■ **DATASET ENTRIES**
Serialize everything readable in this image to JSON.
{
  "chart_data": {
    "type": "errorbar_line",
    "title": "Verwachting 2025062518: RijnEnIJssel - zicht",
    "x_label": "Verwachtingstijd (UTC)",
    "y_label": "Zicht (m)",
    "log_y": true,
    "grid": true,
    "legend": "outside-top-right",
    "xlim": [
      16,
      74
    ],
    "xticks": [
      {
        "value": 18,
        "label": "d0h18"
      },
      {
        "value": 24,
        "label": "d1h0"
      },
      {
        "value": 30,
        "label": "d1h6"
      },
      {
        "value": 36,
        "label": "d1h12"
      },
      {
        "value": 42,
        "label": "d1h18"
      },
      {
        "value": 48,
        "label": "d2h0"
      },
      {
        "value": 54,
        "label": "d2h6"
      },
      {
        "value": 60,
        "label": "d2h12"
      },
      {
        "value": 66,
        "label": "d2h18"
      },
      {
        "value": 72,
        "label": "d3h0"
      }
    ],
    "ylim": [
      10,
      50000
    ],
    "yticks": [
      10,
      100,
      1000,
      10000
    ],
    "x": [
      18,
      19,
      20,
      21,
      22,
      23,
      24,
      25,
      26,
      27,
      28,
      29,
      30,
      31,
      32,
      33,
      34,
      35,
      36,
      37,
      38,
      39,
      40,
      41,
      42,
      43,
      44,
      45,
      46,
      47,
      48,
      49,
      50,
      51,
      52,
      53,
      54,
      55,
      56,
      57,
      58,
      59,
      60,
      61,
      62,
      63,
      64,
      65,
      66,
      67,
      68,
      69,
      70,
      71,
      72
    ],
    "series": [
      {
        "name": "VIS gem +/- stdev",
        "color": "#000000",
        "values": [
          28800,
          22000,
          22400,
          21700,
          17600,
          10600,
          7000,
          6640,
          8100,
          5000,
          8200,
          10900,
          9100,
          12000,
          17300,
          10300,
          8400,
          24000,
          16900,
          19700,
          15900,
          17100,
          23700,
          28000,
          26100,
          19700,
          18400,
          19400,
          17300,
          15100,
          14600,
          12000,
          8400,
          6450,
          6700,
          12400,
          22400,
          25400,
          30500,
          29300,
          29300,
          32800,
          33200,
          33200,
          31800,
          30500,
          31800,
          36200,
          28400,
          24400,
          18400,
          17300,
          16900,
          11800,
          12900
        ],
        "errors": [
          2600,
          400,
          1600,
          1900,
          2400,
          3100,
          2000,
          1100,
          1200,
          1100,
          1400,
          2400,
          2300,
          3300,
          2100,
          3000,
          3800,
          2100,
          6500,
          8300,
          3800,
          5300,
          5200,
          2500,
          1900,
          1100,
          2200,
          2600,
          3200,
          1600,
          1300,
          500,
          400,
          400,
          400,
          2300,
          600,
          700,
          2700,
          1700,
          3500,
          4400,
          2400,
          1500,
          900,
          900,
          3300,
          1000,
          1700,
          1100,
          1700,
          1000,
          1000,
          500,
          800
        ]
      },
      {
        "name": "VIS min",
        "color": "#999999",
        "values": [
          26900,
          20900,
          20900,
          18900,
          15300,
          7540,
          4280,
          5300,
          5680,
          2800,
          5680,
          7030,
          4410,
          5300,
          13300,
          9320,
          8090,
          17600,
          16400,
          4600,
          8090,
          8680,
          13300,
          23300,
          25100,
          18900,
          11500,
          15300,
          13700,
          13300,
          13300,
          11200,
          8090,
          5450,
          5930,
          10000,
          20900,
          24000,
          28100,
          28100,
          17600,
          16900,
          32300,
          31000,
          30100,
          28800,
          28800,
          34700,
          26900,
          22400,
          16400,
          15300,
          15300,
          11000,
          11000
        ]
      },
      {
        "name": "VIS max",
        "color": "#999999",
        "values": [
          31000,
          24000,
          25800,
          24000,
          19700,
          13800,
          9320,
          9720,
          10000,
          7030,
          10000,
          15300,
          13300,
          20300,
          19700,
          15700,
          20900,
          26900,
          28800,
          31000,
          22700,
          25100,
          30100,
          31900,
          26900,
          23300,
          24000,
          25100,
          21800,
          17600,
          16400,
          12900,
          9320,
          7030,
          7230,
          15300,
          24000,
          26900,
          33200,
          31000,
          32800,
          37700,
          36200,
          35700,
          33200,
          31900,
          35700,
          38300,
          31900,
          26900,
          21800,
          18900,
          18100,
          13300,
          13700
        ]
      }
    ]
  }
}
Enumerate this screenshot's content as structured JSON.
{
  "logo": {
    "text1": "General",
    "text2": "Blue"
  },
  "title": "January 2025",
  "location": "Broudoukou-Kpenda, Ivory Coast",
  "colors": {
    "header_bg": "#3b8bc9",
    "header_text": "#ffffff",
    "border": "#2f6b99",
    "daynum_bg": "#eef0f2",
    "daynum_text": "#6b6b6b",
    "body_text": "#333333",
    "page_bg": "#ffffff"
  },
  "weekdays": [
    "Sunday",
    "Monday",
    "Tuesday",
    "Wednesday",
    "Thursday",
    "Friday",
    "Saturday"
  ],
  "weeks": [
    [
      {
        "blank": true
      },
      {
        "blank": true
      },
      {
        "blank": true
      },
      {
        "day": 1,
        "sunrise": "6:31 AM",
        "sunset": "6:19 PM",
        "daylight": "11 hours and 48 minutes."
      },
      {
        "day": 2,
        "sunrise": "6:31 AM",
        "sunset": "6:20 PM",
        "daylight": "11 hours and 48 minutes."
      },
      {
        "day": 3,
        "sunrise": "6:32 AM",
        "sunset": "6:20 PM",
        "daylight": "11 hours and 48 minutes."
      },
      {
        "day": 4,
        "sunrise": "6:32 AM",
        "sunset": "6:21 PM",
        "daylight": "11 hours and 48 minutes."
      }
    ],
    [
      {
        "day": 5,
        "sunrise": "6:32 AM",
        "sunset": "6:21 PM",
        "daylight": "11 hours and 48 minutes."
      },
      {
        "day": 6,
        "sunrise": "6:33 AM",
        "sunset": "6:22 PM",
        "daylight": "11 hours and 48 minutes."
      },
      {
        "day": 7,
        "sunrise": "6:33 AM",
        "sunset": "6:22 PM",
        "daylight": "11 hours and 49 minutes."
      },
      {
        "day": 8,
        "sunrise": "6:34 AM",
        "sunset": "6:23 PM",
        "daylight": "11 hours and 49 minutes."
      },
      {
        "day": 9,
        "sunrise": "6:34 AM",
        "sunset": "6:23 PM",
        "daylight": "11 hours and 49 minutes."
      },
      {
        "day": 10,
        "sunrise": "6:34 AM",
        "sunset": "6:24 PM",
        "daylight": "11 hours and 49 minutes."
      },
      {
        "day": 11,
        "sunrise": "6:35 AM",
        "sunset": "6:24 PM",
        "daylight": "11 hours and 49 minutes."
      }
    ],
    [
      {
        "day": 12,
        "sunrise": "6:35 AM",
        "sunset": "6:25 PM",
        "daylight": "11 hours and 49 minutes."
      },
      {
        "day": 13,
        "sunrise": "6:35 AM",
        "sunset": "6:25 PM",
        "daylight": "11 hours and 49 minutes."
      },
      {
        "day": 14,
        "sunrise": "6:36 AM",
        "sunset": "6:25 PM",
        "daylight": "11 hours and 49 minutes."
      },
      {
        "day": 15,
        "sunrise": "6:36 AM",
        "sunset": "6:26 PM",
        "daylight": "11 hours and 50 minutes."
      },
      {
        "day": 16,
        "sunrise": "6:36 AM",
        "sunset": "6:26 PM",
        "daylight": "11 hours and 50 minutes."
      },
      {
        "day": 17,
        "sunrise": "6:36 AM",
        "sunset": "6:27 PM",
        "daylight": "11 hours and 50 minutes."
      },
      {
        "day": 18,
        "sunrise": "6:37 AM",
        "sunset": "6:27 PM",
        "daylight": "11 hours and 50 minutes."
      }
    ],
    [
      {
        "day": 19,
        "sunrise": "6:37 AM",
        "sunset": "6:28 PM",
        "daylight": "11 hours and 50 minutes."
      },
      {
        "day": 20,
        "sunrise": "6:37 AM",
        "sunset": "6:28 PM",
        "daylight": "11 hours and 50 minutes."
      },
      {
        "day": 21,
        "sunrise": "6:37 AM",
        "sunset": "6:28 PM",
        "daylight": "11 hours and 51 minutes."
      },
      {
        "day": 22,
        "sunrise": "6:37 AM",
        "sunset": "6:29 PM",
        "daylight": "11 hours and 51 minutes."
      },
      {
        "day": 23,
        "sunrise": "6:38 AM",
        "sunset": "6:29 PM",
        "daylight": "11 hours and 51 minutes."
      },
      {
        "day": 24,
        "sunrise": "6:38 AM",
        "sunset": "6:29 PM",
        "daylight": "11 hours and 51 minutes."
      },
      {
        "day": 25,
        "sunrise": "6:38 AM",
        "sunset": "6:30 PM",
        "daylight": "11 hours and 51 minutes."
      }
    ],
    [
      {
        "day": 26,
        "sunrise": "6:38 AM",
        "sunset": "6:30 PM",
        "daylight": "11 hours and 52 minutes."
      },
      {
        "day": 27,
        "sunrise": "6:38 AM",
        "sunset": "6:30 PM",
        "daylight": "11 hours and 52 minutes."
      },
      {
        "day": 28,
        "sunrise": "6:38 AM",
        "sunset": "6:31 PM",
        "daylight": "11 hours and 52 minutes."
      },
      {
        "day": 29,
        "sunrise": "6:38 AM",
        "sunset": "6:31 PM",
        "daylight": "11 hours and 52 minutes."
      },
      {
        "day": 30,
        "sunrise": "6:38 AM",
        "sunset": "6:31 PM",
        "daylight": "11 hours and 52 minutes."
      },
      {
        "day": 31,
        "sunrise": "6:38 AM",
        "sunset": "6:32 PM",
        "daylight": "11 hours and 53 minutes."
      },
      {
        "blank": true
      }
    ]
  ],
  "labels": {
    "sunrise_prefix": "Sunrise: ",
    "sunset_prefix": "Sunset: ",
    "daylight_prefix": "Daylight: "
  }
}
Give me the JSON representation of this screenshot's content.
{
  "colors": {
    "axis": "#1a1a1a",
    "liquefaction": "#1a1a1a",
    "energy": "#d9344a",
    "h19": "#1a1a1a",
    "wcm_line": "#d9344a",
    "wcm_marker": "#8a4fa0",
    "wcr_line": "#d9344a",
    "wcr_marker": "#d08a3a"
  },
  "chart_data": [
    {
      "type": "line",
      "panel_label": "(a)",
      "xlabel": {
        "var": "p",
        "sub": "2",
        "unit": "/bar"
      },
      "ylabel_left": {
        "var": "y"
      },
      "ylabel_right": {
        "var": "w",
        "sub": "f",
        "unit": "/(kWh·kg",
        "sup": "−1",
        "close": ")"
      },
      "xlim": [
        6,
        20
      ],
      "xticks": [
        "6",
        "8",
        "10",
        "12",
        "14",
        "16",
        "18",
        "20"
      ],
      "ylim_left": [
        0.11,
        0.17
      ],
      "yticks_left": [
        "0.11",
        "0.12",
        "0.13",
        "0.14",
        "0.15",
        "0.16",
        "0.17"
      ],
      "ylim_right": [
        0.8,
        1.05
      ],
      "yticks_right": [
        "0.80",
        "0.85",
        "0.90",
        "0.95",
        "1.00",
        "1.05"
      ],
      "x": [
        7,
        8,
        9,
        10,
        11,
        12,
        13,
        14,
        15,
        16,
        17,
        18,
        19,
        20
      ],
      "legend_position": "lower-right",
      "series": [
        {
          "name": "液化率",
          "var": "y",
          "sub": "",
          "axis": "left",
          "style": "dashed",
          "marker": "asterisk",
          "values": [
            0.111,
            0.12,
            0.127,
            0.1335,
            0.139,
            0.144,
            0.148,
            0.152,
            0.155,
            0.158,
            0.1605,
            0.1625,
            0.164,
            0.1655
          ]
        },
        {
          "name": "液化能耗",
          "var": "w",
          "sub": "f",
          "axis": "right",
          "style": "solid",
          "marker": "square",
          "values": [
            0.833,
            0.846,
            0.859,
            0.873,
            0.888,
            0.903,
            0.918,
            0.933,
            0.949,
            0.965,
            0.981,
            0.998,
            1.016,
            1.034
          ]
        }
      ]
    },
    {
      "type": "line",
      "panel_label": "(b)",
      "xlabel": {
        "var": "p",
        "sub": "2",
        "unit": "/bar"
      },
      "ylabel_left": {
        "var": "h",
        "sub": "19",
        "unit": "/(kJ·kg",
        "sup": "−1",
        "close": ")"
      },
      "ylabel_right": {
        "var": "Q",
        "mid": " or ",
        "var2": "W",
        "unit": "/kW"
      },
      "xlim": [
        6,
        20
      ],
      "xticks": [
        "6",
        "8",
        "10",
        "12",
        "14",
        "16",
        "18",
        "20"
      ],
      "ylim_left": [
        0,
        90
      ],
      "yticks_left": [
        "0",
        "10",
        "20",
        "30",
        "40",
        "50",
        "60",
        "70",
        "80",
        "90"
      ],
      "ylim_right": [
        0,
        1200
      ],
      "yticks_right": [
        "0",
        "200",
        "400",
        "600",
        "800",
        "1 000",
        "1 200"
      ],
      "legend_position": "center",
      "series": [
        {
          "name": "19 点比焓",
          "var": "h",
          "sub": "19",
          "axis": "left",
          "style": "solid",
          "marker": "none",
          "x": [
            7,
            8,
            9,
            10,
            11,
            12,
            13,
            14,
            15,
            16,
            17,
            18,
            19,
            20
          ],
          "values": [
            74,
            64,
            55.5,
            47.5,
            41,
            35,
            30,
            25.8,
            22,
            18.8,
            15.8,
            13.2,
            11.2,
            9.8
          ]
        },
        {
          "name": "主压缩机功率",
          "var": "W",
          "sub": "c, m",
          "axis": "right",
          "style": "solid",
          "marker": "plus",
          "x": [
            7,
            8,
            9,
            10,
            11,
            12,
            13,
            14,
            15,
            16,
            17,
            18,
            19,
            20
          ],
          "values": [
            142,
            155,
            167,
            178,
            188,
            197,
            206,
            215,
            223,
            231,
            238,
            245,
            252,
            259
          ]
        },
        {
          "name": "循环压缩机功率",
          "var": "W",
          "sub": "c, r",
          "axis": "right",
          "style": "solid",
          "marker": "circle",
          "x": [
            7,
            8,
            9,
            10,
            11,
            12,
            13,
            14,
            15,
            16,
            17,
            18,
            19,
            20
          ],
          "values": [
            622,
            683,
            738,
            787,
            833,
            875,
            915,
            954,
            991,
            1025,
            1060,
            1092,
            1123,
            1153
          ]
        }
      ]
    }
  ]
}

■ **SET PROBLEM**
Only lines with the word "this" should be collected from the material.

■ **FULL ANSWER**
Serialize everything readable in this image to JSON.
Enumerate this screenshot's content as structured JSON.
Give me the JSON representation of this screenshot's content.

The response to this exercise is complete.